Copy the data precisely, character for character, and leave out every picture.

> GIVEN INFORMATION:
● ● ● ● ● ● ●

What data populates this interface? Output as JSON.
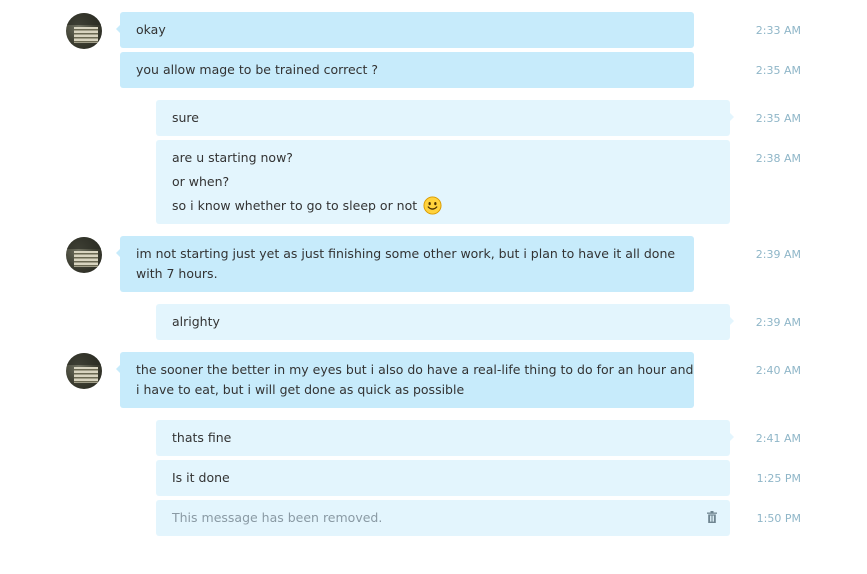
{
  "messages": [
    {
      "side": "in",
      "lines": [
        "okay"
      ],
      "time": "2:33 AM"
    },
    {
      "side": "in",
      "lines": [
        "you allow mage to be trained correct ?"
      ],
      "time": "2:35 AM"
    },
    {
      "side": "out",
      "lines": [
        "sure"
      ],
      "time": "2:35 AM"
    },
    {
      "side": "out",
      "lines": [
        "are u starting now?",
        "or when?",
        "so i know whether to go to sleep or not"
      ],
      "emoticon": "smile-emoticon",
      "time": "2:38 AM"
    },
    {
      "side": "in",
      "lines": [
        "im not starting just yet as just finishing some other work, but i plan to have it all done",
        "with 7 hours."
      ],
      "time": "2:39 AM"
    },
    {
      "side": "out",
      "lines": [
        "alrighty"
      ],
      "time": "2:39 AM"
    },
    {
      "side": "in",
      "lines": [
        "the sooner the better in my eyes but i also do have a real-life thing to do for an hour and",
        "i have to eat, but i will get done as quick as possible"
      ],
      "time": "2:40 AM"
    },
    {
      "side": "out",
      "lines": [
        "thats fine"
      ],
      "time": "2:41 AM"
    },
    {
      "side": "out",
      "lines": [
        "Is it done"
      ],
      "time": "1:25 PM"
    },
    {
      "side": "out",
      "lines": [
        "This message has been removed."
      ],
      "removed": true,
      "icon": "trash-icon",
      "time": "1:50 PM"
    }
  ],
  "colors": {
    "incoming_bubble": "#c7ebfb",
    "outgoing_bubble": "#e3f5fd",
    "timestamp": "#8fb6c8",
    "text": "#333333"
  }
}
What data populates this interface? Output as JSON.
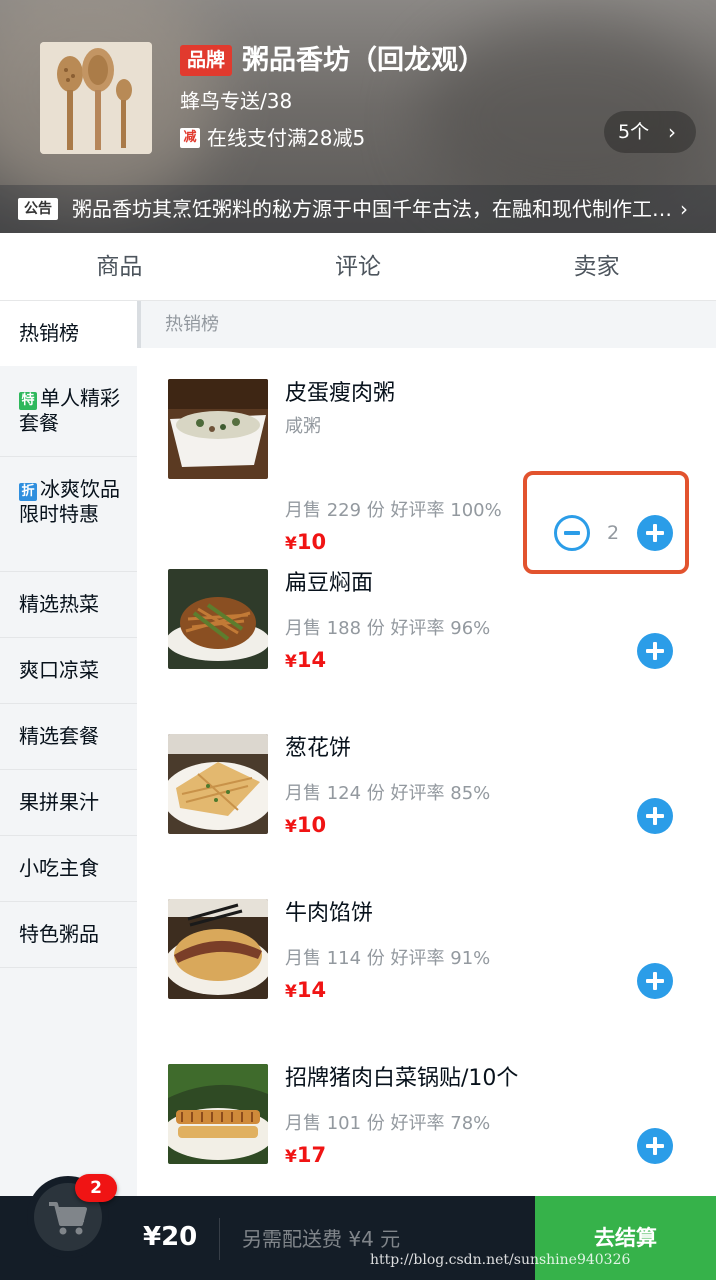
{
  "header": {
    "brand_badge": "品牌",
    "shop_name": "粥品香坊（回龙观）",
    "delivery": "蜂鸟专送/38",
    "promo_icon": "减",
    "promo_text": "在线支付满28减5",
    "count_pill": "5个",
    "notice_badge": "公告",
    "notice_text": "粥品香坊其烹饪粥料的秘方源于中国千年古法，在融和现代制作工艺，由世界烹饪大师屈浩先生领衔研发。"
  },
  "tabs": [
    "商品",
    "评论",
    "卖家"
  ],
  "categories": [
    {
      "label": "热销榜",
      "badge": null
    },
    {
      "label": "单人精彩套餐",
      "badge": "特"
    },
    {
      "label": "冰爽饮品限时特惠",
      "badge": "折"
    },
    {
      "label": "精选热菜",
      "badge": null
    },
    {
      "label": "爽口凉菜",
      "badge": null
    },
    {
      "label": "精选套餐",
      "badge": null
    },
    {
      "label": "果拼果汁",
      "badge": null
    },
    {
      "label": "小吃主食",
      "badge": null
    },
    {
      "label": "特色粥品",
      "badge": null
    }
  ],
  "section_title": "热销榜",
  "foods": [
    {
      "name": "皮蛋瘦肉粥",
      "desc": "咸粥",
      "stats": "月售 229 份   好评率 100%",
      "price": "10",
      "qty": "2"
    },
    {
      "name": "扁豆焖面",
      "desc": "",
      "stats": "月售 188 份   好评率 96%",
      "price": "14"
    },
    {
      "name": "葱花饼",
      "desc": "",
      "stats": "月售 124 份   好评率 85%",
      "price": "10"
    },
    {
      "name": "牛肉馅饼",
      "desc": "",
      "stats": "月售 114 份   好评率 91%",
      "price": "14"
    },
    {
      "name": "招牌猪肉白菜锅贴/10个",
      "desc": "",
      "stats": "月售 101 份   好评率 78%",
      "price": "17"
    }
  ],
  "currency": "¥",
  "cart": {
    "count": "2",
    "total": "¥20",
    "fee": "另需配送费 ¥4 元",
    "checkout": "去结算",
    "icon": "cart-icon"
  },
  "watermark": "http://blog.csdn.net/sunshine940326",
  "colors": {
    "accent": "#2b9de8",
    "price": "#f01414",
    "checkout": "#36b24a",
    "highlight": "#e2532e"
  }
}
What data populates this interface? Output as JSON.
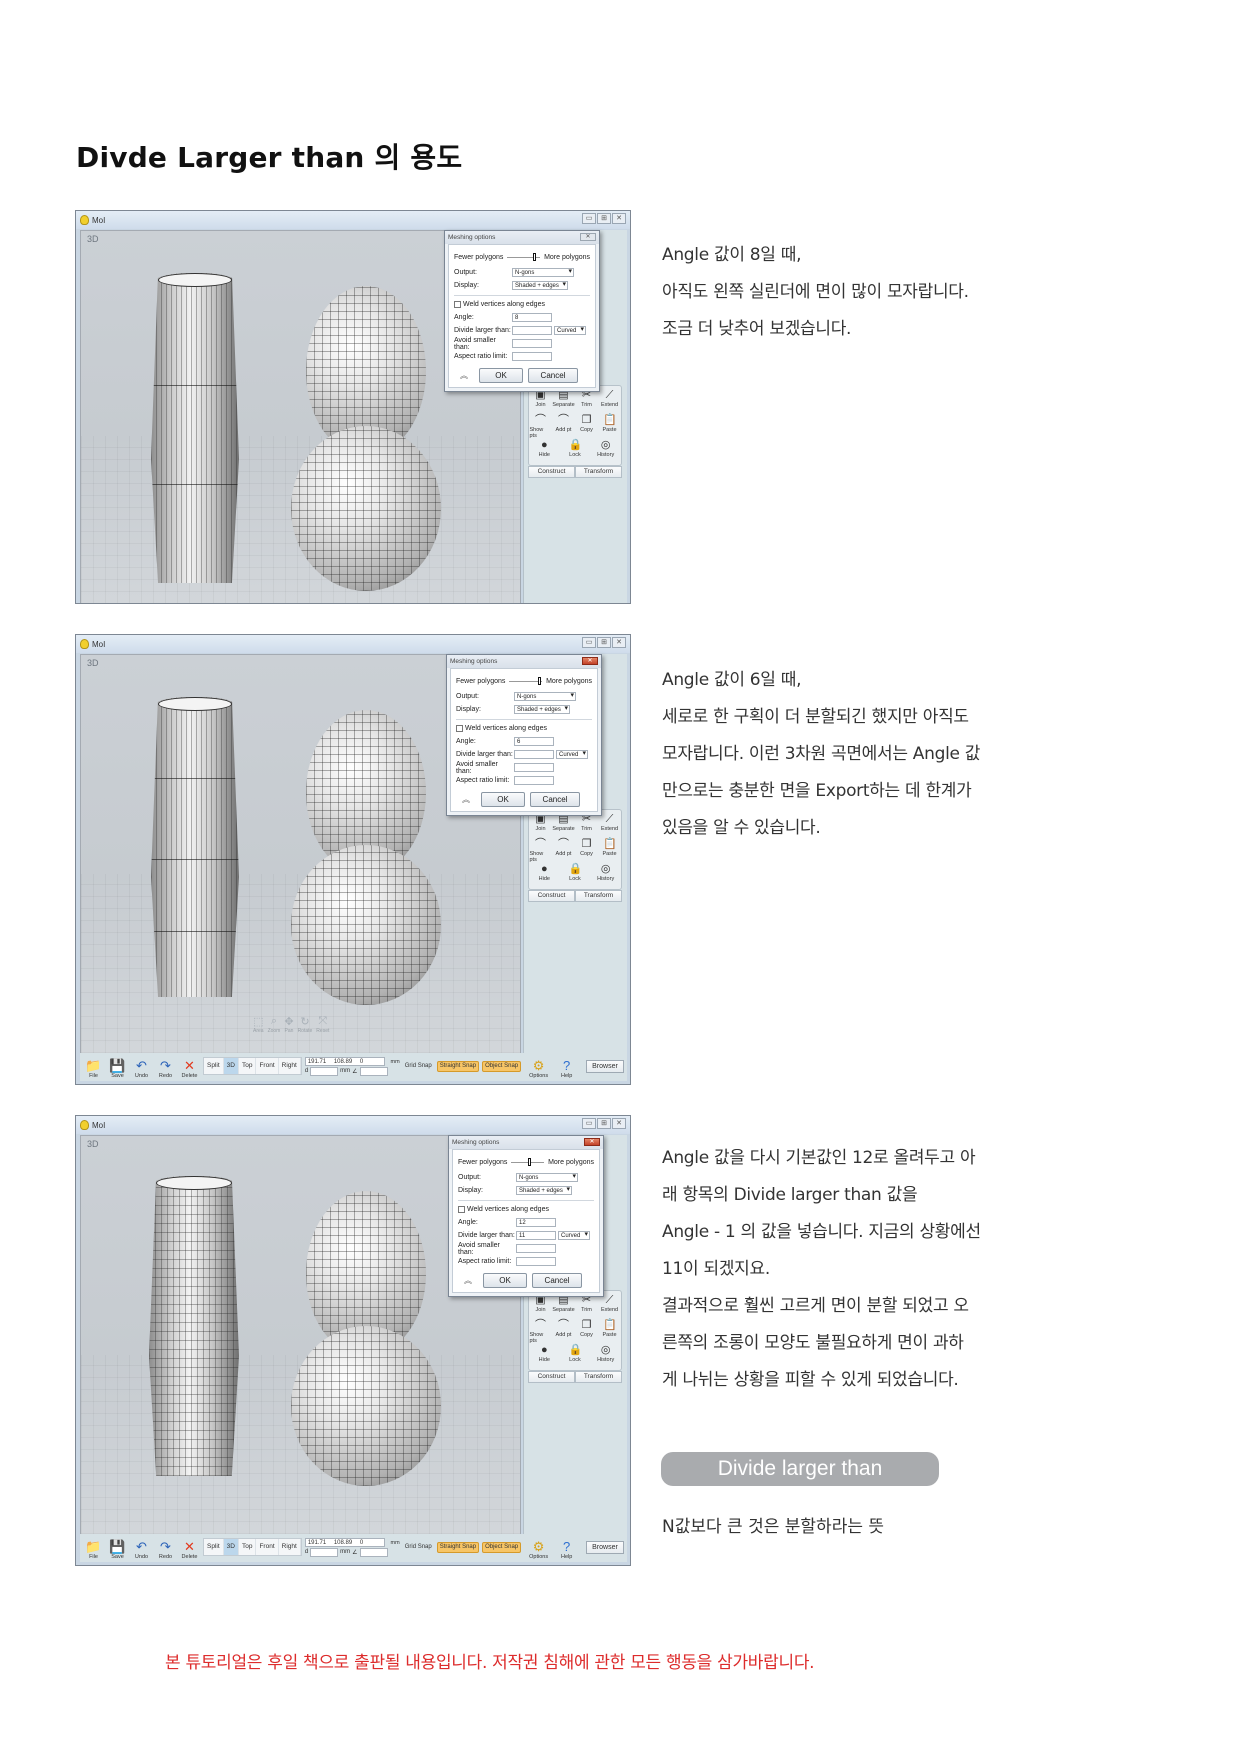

● ● ● ● ● ● ●

> TASK RESULT:
What data populates this interface? Output as JSON.
{
  "messages": [
    {
      "side": "in",
      "lines": [
        "okay"
      ],
      "time": "2:33 AM"
    },
    {
      "side": "in",
      "lines": [
        "you allow mage to be trained correct ?"
      ],
      "time": "2:35 AM"
    },
    {
      "side": "out",
      "lines": [
        "sure"
      ],
      "time": "2:35 AM"
    },
    {
      "side": "out",
      "lines": [
        "are u starting now?",
        "or when?",
        "so i know whether to go to sleep or not"
      ],
      "emoticon": "smile-emoticon",
      "time": "2:38 AM"
    },
    {
      "side": "in",
      "lines": [
        "im not starting just yet as just finishing some other work, but i plan to have it all done",
        "with 7 hours."
      ],
      "time": "2:39 AM"
    },
    {
      "side": "out",
      "lines": [
        "alrighty"
      ],
      "time": "2:39 AM"
    },
    {
      "side": "in",
      "lines": [
        "the sooner the better in my eyes but i also do have a real-life thing to do for an hour and",
        "i have to eat, but i will get done as quick as possible"
      ],
      "time": "2:40 AM"
    },
    {
      "side": "out",
      "lines": [
        "thats fine"
      ],
      "time": "2:41 AM"
    },
    {
      "side": "out",
      "lines": [
        "Is it done"
      ],
      "time": "1:25 PM"
    },
    {
      "side": "out",
      "lines": [
        "This message has been removed."
      ],
      "removed": true,
      "icon": "trash-icon",
      "time": "1:50 PM"
    }
  ],
  "colors": {
    "incoming_bubble": "#c7ebfb",
    "outgoing_bubble": "#e3f5fd",
    "timestamp": "#8fb6c8",
    "text": "#333333"
  }
}
What data populates this interface? Output as JSON.
{
  "header": {
    "brand_badge": "品牌",
    "shop_name": "粥品香坊（回龙观）",
    "delivery": "蜂鸟专送/38",
    "promo_icon": "减",
    "promo_text": "在线支付满28减5",
    "count_pill": "5个",
    "notice_badge": "公告",
    "notice_text": "粥品香坊其烹饪粥料的秘方源于中国千年古法，在融和现代制作工艺，由世界烹饪大师屈浩先生领衔研发。"
  },
  "tabs": [
    "商品",
    "评论",
    "卖家"
  ],
  "categories": [
    {
      "label": "热销榜",
      "badge": null
    },
    {
      "label": "单人精彩套餐",
      "badge": "特"
    },
    {
      "label": "冰爽饮品限时特惠",
      "badge": "折"
    },
    {
      "label": "精选热菜",
      "badge": null
    },
    {
      "label": "爽口凉菜",
      "badge": null
    },
    {
      "label": "精选套餐",
      "badge": null
    },
    {
      "label": "果拼果汁",
      "badge": null
    },
    {
      "label": "小吃主食",
      "badge": null
    },
    {
      "label": "特色粥品",
      "badge": null
    }
  ],
  "section_title": "热销榜",
  "foods": [
    {
      "name": "皮蛋瘦肉粥",
      "desc": "咸粥",
      "stats": "月售 229 份   好评率 100%",
      "price": "10",
      "qty": "2"
    },
    {
      "name": "扁豆焖面",
      "desc": "",
      "stats": "月售 188 份   好评率 96%",
      "price": "14"
    },
    {
      "name": "葱花饼",
      "desc": "",
      "stats": "月售 124 份   好评率 85%",
      "price": "10"
    },
    {
      "name": "牛肉馅饼",
      "desc": "",
      "stats": "月售 114 份   好评率 91%",
      "price": "14"
    },
    {
      "name": "招牌猪肉白菜锅贴/10个",
      "desc": "",
      "stats": "月售 101 份   好评率 78%",
      "price": "17"
    }
  ],
  "currency": "¥",
  "cart": {
    "count": "2",
    "total": "¥20",
    "fee": "另需配送费 ¥4 元",
    "checkout": "去结算",
    "icon": "cart-icon"
  },
  "watermark": "http://blog.csdn.net/sunshine940326",
  "colors": {
    "accent": "#2b9de8",
    "price": "#f01414",
    "checkout": "#36b24a",
    "highlight": "#e2532e"
  }
}
What data populates this interface? Output as JSON.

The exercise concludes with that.